# Provided information start

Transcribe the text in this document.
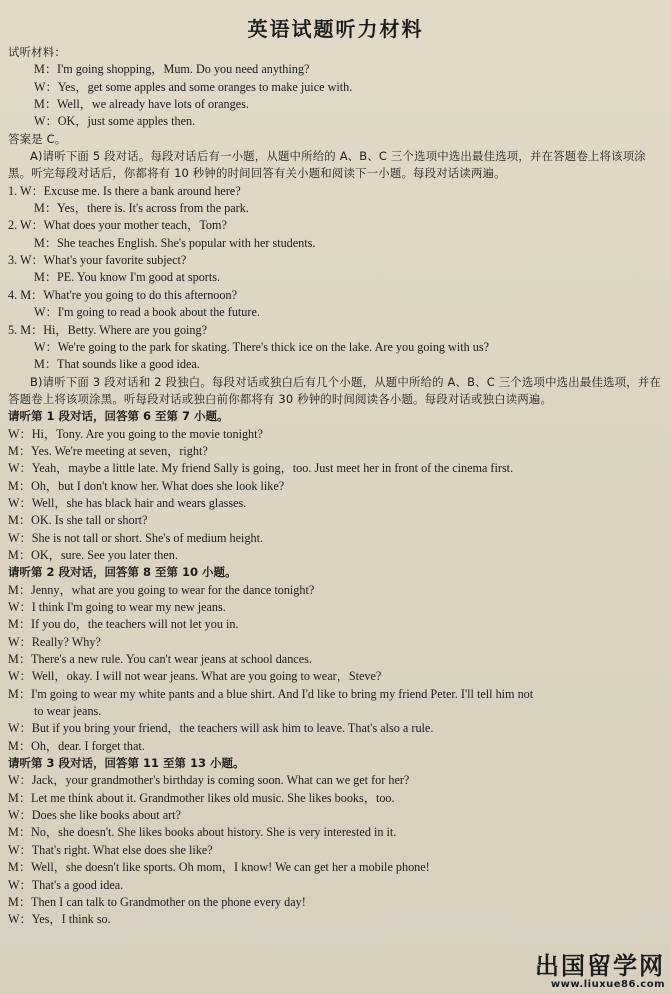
英语试题听力材料
试听材料：
M：I'm going shopping，Mum. Do you need anything?
W：Yes，get some apples and some oranges to make juice with.
M：Well，we already have lots of oranges.
W：OK，just some apples then.
答案是 C。
A)请听下面 5 段对话。每段对话后有一小题，从题中所给的 A、B、C 三个选项中选出最佳选项，并在答题卷上将该项涂黑。听完每段对话后，你都将有 10 秒钟的时间回答有关小题和阅读下一小题。每段对话读两遍。
1. W：Excuse me. Is there a bank around here?
M：Yes，there is. It's across from the park.
2. W：What does your mother teach，Tom?
M：She teaches English. She's popular with her students.
3. W：What's your favorite subject?
M：PE. You know I'm good at sports.
4. M：What're you going to do this afternoon?
W：I'm going to read a book about the future.
5. M：Hi，Betty. Where are you going?
W：We're going to the park for skating. There's thick ice on the lake. Are you going with us?
M：That sounds like a good idea.
B)请听下面 3 段对话和 2 段独白。每段对话或独白后有几个小题，从题中所给的 A、B、C 三个选项中选出最佳选项，并在答题卷上将该项涂黑。听每段对话或独白前你都将有 30 秒钟的时间阅读各小题。每段对话或独白读两遍。
请听第 1 段对话，回答第 6 至第 7 小题。
W：Hi，Tony. Are you going to the movie tonight?
M：Yes. We're meeting at seven，right?
W：Yeah，maybe a little late. My friend Sally is going，too. Just meet her in front of the cinema first.
M：Oh，but I don't know her. What does she look like?
W：Well，she has black hair and wears glasses.
M：OK. Is she tall or short?
W：She is not tall or short. She's of medium height.
M：OK，sure. See you later then.
请听第 2 段对话，回答第 8 至第 10 小题。
M：Jenny，what are you going to wear for the dance tonight?
W：I think I'm going to wear my new jeans.
M：If you do，the teachers will not let you in.
W：Really? Why?
M：There's a new rule. You can't wear jeans at school dances.
W：Well，okay. I will not wear jeans. What are you going to wear，Steve?
M：I'm going to wear my white pants and a blue shirt. And I'd like to bring my friend Peter. I'll tell him not
to wear jeans.
W：But if you bring your friend，the teachers will ask him to leave. That's also a rule.
M：Oh，dear. I forget that.
请听第 3 段对话，回答第 11 至第 13 小题。
W：Jack，your grandmother's birthday is coming soon. What can we get for her?
M：Let me think about it. Grandmother likes old music. She likes books，too.
W：Does she like books about art?
M：No，she doesn't. She likes books about history. She is very interested in it.
W：That's right. What else does she like?
M：Well，she doesn't like sports. Oh mom，I know! We can get her a mobile phone!
W：That's a good idea.
M：Then I can talk to Grandmother on the phone every day!
W：Yes，I think so.
出国留学网
www.liuxue86.com
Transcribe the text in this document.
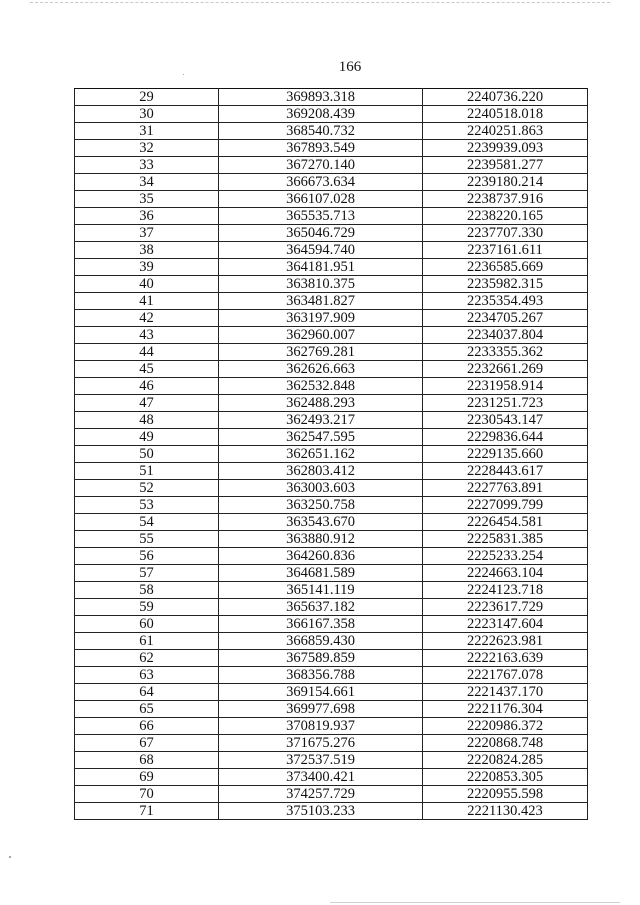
166
29	369893.318	2240736.220
30	369208.439	2240518.018
31	368540.732	2240251.863
32	367893.549	2239939.093
33	367270.140	2239581.277
34	366673.634	2239180.214
35	366107.028	2238737.916
36	365535.713	2238220.165
37	365046.729	2237707.330
38	364594.740	2237161.611
39	364181.951	2236585.669
40	363810.375	2235982.315
41	363481.827	2235354.493
42	363197.909	2234705.267
43	362960.007	2234037.804
44	362769.281	2233355.362
45	362626.663	2232661.269
46	362532.848	2231958.914
47	362488.293	2231251.723
48	362493.217	2230543.147
49	362547.595	2229836.644
50	362651.162	2229135.660
51	362803.412	2228443.617
52	363003.603	2227763.891
53	363250.758	2227099.799
54	363543.670	2226454.581
55	363880.912	2225831.385
56	364260.836	2225233.254
57	364681.589	2224663.104
58	365141.119	2224123.718
59	365637.182	2223617.729
60	366167.358	2223147.604
61	366859.430	2222623.981
62	367589.859	2222163.639
63	368356.788	2221767.078
64	369154.661	2221437.170
65	369977.698	2221176.304
66	370819.937	2220986.372
67	371675.276	2220868.748
68	372537.519	2220824.285
69	373400.421	2220853.305
70	374257.729	2220955.598
71	375103.233	2221130.423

# Provided information end

To be done -> Transcribe the whole listing, character for character, but not its images.

Response below ->
Transcribe the text in this document.
英语试题听力材料
试听材料：
M：I'm going shopping，Mum. Do you need anything?
W：Yes，get some apples and some oranges to make juice with.
M：Well，we already have lots of oranges.
W：OK，just some apples then.
答案是 C。
A)请听下面 5 段对话。每段对话后有一小题，从题中所给的 A、B、C 三个选项中选出最佳选项，并在答题卷上将该项涂黑。听完每段对话后，你都将有 10 秒钟的时间回答有关小题和阅读下一小题。每段对话读两遍。
1. W：Excuse me. Is there a bank around here?
M：Yes，there is. It's across from the park.
2. W：What does your mother teach，Tom?
M：She teaches English. She's popular with her students.
3. W：What's your favorite subject?
M：PE. You know I'm good at sports.
4. M：What're you going to do this afternoon?
W：I'm going to read a book about the future.
5. M：Hi，Betty. Where are you going?
W：We're going to the park for skating. There's thick ice on the lake. Are you going with us?
M：That sounds like a good idea.
B)请听下面 3 段对话和 2 段独白。每段对话或独白后有几个小题，从题中所给的 A、B、C 三个选项中选出最佳选项，并在答题卷上将该项涂黑。听每段对话或独白前你都将有 30 秒钟的时间阅读各小题。每段对话或独白读两遍。
请听第 1 段对话，回答第 6 至第 7 小题。
W：Hi，Tony. Are you going to the movie tonight?
M：Yes. We're meeting at seven，right?
W：Yeah，maybe a little late. My friend Sally is going，too. Just meet her in front of the cinema first.
M：Oh，but I don't know her. What does she look like?
W：Well，she has black hair and wears glasses.
M：OK. Is she tall or short?
W：She is not tall or short. She's of medium height.
M：OK，sure. See you later then.
请听第 2 段对话，回答第 8 至第 10 小题。
M：Jenny，what are you going to wear for the dance tonight?
W：I think I'm going to wear my new jeans.
M：If you do，the teachers will not let you in.
W：Really? Why?
M：There's a new rule. You can't wear jeans at school dances.
W：Well，okay. I will not wear jeans. What are you going to wear，Steve?
M：I'm going to wear my white pants and a blue shirt. And I'd like to bring my friend Peter. I'll tell him not
to wear jeans.
W：But if you bring your friend，the teachers will ask him to leave. That's also a rule.
M：Oh，dear. I forget that.
请听第 3 段对话，回答第 11 至第 13 小题。
W：Jack，your grandmother's birthday is coming soon. What can we get for her?
M：Let me think about it. Grandmother likes old music. She likes books，too.
W：Does she like books about art?
M：No，she doesn't. She likes books about history. She is very interested in it.
W：That's right. What else does she like?
M：Well，she doesn't like sports. Oh mom，I know! We can get her a mobile phone!
W：That's a good idea.
M：Then I can talk to Grandmother on the phone every day!
W：Yes，I think so.
出国留学网
www.liuxue86.com
Transcribe the text in this document.
166
29	369893.318	2240736.220
30	369208.439	2240518.018
31	368540.732	2240251.863
32	367893.549	2239939.093
33	367270.140	2239581.277
34	366673.634	2239180.214
35	366107.028	2238737.916
36	365535.713	2238220.165
37	365046.729	2237707.330
38	364594.740	2237161.611
39	364181.951	2236585.669
40	363810.375	2235982.315
41	363481.827	2235354.493
42	363197.909	2234705.267
43	362960.007	2234037.804
44	362769.281	2233355.362
45	362626.663	2232661.269
46	362532.848	2231958.914
47	362488.293	2231251.723
48	362493.217	2230543.147
49	362547.595	2229836.644
50	362651.162	2229135.660
51	362803.412	2228443.617
52	363003.603	2227763.891
53	363250.758	2227099.799
54	363543.670	2226454.581
55	363880.912	2225831.385
56	364260.836	2225233.254
57	364681.589	2224663.104
58	365141.119	2224123.718
59	365637.182	2223617.729
60	366167.358	2223147.604
61	366859.430	2222623.981
62	367589.859	2222163.639
63	368356.788	2221767.078
64	369154.661	2221437.170
65	369977.698	2221176.304
66	370819.937	2220986.372
67	371675.276	2220868.748
68	372537.519	2220824.285
69	373400.421	2220853.305
70	374257.729	2220955.598
71	375103.233	2221130.423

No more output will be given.